- _Problem requirements_
Pull out from the material below all lines with "type".

[Stored entries]
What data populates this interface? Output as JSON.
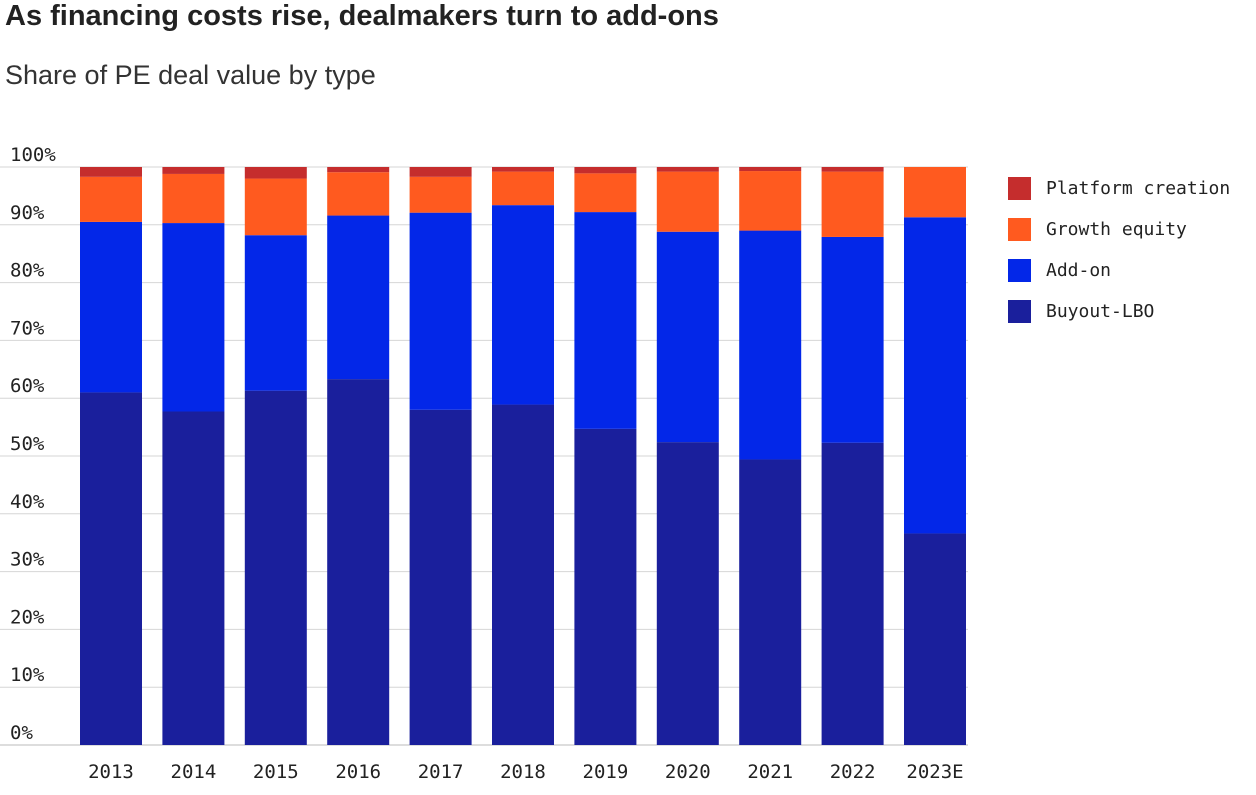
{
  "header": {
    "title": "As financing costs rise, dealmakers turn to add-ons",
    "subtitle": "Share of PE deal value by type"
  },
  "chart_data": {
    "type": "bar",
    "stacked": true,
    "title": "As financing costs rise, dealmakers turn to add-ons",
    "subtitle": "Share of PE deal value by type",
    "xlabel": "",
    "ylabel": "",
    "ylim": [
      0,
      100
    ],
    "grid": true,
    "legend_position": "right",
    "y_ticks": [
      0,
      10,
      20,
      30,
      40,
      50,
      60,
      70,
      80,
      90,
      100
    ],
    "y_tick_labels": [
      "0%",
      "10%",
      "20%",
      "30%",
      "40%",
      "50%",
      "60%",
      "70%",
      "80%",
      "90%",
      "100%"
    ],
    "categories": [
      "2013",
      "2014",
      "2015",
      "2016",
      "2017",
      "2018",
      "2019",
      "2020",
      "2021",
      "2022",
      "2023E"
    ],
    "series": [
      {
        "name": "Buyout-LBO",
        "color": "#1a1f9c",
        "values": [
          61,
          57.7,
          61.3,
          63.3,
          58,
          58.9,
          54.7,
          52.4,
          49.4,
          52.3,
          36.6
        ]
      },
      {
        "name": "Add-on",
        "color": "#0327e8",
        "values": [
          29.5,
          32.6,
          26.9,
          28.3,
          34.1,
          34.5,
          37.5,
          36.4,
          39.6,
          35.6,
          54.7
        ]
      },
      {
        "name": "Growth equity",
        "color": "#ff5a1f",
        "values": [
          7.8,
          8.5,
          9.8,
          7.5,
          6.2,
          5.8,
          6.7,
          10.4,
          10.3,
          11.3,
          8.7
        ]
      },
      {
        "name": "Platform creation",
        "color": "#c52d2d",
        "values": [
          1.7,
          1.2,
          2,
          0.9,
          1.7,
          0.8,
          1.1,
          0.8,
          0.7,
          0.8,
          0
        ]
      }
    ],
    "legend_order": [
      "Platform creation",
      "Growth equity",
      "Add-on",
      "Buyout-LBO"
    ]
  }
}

--

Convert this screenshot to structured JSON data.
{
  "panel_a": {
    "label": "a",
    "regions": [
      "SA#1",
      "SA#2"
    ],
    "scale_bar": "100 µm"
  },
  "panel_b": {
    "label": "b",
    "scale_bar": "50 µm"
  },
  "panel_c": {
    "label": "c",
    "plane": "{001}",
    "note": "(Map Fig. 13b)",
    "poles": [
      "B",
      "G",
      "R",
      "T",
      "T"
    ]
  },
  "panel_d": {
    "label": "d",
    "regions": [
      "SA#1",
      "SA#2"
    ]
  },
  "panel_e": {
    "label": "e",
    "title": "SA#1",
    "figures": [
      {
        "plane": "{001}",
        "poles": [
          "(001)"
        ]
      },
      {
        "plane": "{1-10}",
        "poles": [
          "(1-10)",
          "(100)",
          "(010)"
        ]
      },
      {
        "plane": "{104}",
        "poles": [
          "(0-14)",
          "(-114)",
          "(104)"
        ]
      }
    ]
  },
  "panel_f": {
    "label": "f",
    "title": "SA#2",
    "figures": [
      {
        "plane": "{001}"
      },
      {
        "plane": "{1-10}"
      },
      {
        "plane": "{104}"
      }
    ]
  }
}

---

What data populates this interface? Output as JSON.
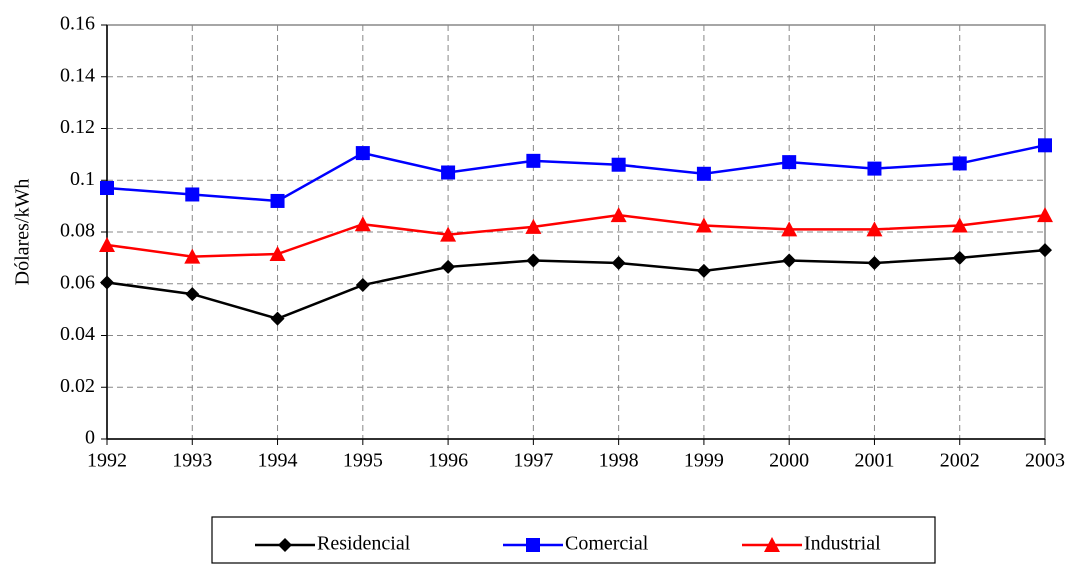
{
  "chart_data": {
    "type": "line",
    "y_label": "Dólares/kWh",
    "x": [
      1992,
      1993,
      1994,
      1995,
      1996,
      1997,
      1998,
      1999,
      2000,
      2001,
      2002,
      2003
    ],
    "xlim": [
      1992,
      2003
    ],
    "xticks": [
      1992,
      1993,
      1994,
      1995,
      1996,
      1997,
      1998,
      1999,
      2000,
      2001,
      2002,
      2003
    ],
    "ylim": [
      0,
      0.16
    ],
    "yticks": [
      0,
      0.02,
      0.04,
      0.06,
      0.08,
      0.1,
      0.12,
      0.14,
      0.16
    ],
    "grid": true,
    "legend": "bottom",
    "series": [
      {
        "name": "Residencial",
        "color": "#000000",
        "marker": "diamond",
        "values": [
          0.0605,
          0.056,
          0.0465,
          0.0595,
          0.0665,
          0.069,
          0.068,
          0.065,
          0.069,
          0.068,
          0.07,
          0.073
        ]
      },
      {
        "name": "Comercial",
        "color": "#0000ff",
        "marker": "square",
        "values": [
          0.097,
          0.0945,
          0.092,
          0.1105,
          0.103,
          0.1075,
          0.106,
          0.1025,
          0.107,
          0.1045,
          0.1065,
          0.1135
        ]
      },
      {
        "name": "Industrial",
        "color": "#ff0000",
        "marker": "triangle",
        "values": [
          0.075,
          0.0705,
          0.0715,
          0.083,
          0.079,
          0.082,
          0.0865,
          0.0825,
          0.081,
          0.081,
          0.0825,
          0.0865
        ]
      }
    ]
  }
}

- _Output for this task_
    "subtitle": "Share of PE deal value by type"
    "type": "bar",
    "subtitle": "Share of PE deal value by type",
    "type": "line",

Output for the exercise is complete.